Items stored from a collection:
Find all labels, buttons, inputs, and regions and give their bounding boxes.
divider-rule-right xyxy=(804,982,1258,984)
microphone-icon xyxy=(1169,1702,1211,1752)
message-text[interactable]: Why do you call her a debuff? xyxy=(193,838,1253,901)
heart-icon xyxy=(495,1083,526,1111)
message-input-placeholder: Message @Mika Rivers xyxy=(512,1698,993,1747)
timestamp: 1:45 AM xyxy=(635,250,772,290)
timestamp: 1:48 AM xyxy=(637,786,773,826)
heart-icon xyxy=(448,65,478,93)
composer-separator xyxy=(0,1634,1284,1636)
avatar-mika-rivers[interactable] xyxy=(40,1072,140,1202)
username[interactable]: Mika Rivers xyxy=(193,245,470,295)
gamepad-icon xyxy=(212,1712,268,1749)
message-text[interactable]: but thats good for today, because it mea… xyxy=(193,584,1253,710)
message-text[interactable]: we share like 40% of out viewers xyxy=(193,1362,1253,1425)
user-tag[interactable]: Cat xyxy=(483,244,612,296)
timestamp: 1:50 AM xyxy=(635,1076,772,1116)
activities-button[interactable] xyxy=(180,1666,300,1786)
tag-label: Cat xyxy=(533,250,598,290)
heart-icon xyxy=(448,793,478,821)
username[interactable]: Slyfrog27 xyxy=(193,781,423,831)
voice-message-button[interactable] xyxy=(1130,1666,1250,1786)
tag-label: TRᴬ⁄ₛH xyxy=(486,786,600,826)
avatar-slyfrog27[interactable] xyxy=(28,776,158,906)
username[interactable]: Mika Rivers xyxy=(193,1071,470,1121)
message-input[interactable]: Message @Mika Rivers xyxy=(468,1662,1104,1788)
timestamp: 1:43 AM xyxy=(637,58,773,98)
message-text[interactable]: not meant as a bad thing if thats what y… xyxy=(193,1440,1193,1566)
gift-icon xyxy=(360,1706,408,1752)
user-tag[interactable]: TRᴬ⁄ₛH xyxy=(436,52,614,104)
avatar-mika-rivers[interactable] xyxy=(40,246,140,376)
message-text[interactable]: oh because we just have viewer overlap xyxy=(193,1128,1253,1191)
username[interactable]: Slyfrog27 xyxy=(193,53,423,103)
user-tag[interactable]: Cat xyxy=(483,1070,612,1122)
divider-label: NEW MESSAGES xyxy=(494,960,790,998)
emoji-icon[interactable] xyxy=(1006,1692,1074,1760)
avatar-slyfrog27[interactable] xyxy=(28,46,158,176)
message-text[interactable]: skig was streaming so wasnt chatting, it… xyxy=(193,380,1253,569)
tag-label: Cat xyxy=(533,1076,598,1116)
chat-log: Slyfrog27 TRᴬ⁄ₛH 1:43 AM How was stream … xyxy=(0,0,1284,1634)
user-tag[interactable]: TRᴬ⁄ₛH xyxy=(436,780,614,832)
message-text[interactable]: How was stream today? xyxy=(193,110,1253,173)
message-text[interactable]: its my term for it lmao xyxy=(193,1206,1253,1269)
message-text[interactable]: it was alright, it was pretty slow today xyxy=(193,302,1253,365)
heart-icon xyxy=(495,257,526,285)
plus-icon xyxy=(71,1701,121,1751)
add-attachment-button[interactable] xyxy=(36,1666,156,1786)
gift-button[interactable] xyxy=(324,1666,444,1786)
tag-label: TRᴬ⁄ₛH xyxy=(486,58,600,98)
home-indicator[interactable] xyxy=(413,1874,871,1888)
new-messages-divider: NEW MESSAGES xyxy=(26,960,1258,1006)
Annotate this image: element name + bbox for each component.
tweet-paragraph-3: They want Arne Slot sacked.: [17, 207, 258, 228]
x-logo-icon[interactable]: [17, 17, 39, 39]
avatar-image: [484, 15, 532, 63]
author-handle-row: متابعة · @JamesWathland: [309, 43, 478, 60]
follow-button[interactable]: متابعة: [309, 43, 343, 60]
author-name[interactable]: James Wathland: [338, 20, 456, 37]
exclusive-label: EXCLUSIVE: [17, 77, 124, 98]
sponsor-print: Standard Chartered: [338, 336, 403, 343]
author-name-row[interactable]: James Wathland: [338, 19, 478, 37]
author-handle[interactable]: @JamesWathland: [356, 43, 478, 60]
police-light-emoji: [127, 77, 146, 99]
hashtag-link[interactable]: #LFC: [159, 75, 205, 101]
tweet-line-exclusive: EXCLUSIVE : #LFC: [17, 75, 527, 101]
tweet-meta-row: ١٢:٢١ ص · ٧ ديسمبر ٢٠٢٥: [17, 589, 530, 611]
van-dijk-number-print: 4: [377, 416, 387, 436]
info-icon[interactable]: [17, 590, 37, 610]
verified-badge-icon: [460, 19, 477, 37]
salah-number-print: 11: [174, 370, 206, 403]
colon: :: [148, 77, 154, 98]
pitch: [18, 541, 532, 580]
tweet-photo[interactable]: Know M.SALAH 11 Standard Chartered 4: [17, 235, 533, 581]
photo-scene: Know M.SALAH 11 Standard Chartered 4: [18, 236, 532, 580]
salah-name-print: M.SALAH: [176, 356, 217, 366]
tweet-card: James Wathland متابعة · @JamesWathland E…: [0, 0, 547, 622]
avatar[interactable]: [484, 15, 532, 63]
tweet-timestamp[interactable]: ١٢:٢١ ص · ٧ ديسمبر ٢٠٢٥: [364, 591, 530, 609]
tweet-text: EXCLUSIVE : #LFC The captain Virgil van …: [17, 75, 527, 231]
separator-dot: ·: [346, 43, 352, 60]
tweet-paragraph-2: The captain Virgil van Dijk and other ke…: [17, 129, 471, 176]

Goal:
Copy the records line for line from the beginning through the line that contains "timestamp: 1:50 AM xyxy=(635,1076,772,1116)", including that line.

Written reply:
Find all labels, buttons, inputs, and regions and give their bounding boxes.
divider-rule-right xyxy=(804,982,1258,984)
microphone-icon xyxy=(1169,1702,1211,1752)
message-text[interactable]: Why do you call her a debuff? xyxy=(193,838,1253,901)
heart-icon xyxy=(495,1083,526,1111)
message-input-placeholder: Message @Mika Rivers xyxy=(512,1698,993,1747)
timestamp: 1:45 AM xyxy=(635,250,772,290)
timestamp: 1:48 AM xyxy=(637,786,773,826)
heart-icon xyxy=(448,65,478,93)
composer-separator xyxy=(0,1634,1284,1636)
avatar-mika-rivers[interactable] xyxy=(40,1072,140,1202)
username[interactable]: Mika Rivers xyxy=(193,245,470,295)
gamepad-icon xyxy=(212,1712,268,1749)
message-text[interactable]: but thats good for today, because it mea… xyxy=(193,584,1253,710)
message-text[interactable]: we share like 40% of out viewers xyxy=(193,1362,1253,1425)
user-tag[interactable]: Cat xyxy=(483,244,612,296)
timestamp: 1:50 AM xyxy=(635,1076,772,1116)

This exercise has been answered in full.